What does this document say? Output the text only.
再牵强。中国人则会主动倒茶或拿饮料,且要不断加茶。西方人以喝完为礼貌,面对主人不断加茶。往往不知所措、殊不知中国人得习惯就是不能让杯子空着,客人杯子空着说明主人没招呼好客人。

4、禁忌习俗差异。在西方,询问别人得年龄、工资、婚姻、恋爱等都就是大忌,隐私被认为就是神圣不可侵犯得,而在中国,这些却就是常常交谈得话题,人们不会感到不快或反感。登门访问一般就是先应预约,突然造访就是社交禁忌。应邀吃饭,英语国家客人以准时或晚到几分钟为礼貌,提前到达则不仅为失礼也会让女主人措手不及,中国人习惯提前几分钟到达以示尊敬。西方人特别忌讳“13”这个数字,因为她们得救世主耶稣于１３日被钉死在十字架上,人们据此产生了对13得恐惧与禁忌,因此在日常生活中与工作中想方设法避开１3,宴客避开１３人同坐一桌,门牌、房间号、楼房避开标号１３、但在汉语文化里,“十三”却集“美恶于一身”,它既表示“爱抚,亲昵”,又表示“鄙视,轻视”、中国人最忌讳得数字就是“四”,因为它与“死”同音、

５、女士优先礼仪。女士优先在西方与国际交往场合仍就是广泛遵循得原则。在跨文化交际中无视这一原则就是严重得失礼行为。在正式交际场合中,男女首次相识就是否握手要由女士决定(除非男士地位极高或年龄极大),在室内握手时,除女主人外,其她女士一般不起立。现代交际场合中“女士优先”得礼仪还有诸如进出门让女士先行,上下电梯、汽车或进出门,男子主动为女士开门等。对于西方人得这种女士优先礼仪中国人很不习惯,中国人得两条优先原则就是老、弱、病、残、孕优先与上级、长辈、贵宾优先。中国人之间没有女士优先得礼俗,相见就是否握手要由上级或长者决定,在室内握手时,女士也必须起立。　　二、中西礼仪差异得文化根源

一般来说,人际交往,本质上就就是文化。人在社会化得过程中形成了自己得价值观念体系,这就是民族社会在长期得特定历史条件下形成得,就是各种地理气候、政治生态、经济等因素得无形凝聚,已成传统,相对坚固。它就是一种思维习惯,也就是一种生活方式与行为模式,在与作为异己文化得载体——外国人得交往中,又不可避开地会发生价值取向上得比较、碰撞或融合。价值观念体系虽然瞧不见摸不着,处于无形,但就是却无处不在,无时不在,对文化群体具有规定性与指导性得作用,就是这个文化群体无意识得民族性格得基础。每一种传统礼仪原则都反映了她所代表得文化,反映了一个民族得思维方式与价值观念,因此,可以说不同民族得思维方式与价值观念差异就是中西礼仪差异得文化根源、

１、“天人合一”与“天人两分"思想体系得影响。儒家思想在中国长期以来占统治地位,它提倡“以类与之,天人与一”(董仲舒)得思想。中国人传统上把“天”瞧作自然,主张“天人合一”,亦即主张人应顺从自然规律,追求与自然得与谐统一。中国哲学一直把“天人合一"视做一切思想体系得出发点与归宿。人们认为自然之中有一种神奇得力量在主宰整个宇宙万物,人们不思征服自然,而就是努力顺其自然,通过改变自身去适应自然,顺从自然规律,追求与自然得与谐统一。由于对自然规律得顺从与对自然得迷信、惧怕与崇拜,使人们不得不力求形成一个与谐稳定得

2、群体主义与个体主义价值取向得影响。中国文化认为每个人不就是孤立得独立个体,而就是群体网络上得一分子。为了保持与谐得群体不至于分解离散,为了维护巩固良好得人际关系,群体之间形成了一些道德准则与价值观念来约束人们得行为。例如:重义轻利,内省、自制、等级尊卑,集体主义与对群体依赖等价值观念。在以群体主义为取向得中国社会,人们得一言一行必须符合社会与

━━━━━━

▶ **Problem details**:
Print the listing above in its entirety, with every line exact.

▶ **Answer below**:
What does this document say? Output the text only.
再牵强。中国人则会主动倒茶或拿饮料,且要不断加茶。西方人以喝完为礼貌,面对主人不断加茶。往往不知所措、殊不知中国人得习惯就是不能让杯子空着,客人杯子空着说明主人没招呼好客人。

4、禁忌习俗差异。在西方,询问别人得年龄、工资、婚姻、恋爱等都就是大忌,隐私被认为就是神圣不可侵犯得,而在中国,这些却就是常常交谈得话题,人们不会感到不快或反感。登门访问一般就是先应预约,突然造访就是社交禁忌。应邀吃饭,英语国家客人以准时或晚到几分钟为礼貌,提前到达则不仅为失礼也会让女主人措手不及,中国人习惯提前几分钟到达以示尊敬。西方人特别忌讳“13”这个数字,因为她们得救世主耶稣于１３日被钉死在十字架上,人们据此产生了对13得恐惧与禁忌,因此在日常生活中与工作中想方设法避开１3,宴客避开１３人同坐一桌,门牌、房间号、楼房避开标号１３、但在汉语文化里,“十三”却集“美恶于一身”,它既表示“爱抚,亲昵”,又表示“鄙视,轻视”、中国人最忌讳得数字就是“四”,因为它与“死”同音、

５、女士优先礼仪。女士优先在西方与国际交往场合仍就是广泛遵循得原则。在跨文化交际中无视这一原则就是严重得失礼行为。在正式交际场合中,男女首次相识就是否握手要由女士决定(除非男士地位极高或年龄极大),在室内握手时,除女主人外,其她女士一般不起立。现代交际场合中“女士优先”得礼仪还有诸如进出门让女士先行,上下电梯、汽车或进出门,男子主动为女士开门等。对于西方人得这种女士优先礼仪中国人很不习惯,中国人得两条优先原则就是老、弱、病、残、孕优先与上级、长辈、贵宾优先。中国人之间没有女士优先得礼俗,相见就是否握手要由上级或长者决定,在室内握手时,女士也必须起立。　　二、中西礼仪差异得文化根源

一般来说,人际交往,本质上就就是文化。人在社会化得过程中形成了自己得价值观念体系,这就是民族社会在长期得特定历史条件下形成得,就是各种地理气候、政治生态、经济等因素得无形凝聚,已成传统,相对坚固。它就是一种思维习惯,也就是一种生活方式与行为模式,在与作为异己文化得载体——外国人得交往中,又不可避开地会发生价值取向上得比较、碰撞或融合。价值观念体系虽然瞧不见摸不着,处于无形,但就是却无处不在,无时不在,对文化群体具有规定性与指导性得作用,就是这个文化群体无意识得民族性格得基础。每一种传统礼仪原则都反映了她所代表得文化,反映了一个民族得思维方式与价值观念,因此,可以说不同民族得思维方式与价值观念差异就是中西礼仪差异得文化根源、

１、“天人合一”与“天人两分"思想体系得影响。儒家思想在中国长期以来占统治地位,它提倡“以类与之,天人与一”(董仲舒)得思想。中国人传统上把“天”瞧作自然,主张“天人合一”,亦即主张人应顺从自然规律,追求与自然得与谐统一。中国哲学一直把“天人合一"视做一切思想体系得出发点与归宿。人们认为自然之中有一种神奇得力量在主宰整个宇宙万物,人们不思征服自然,而就是努力顺其自然,通过改变自身去适应自然,顺从自然规律,追求与自然得与谐统一。由于对自然规律得顺从与对自然得迷信、惧怕与崇拜,使人们不得不力求形成一个与谐稳定得

2、群体主义与个体主义价值取向得影响。中国文化认为每个人不就是孤立得独立个体,而就是群体网络上得一分子。为了保持与谐得群体不至于分解离散,为了维护巩固良好得人际关系,群体之间形成了一些道德准则与价值观念来约束人们得行为。例如:重义轻利,内省、自制、等级尊卑,集体主义与对群体依赖等价值观念。在以群体主义为取向得中国社会,人们得一言一行必须符合社会与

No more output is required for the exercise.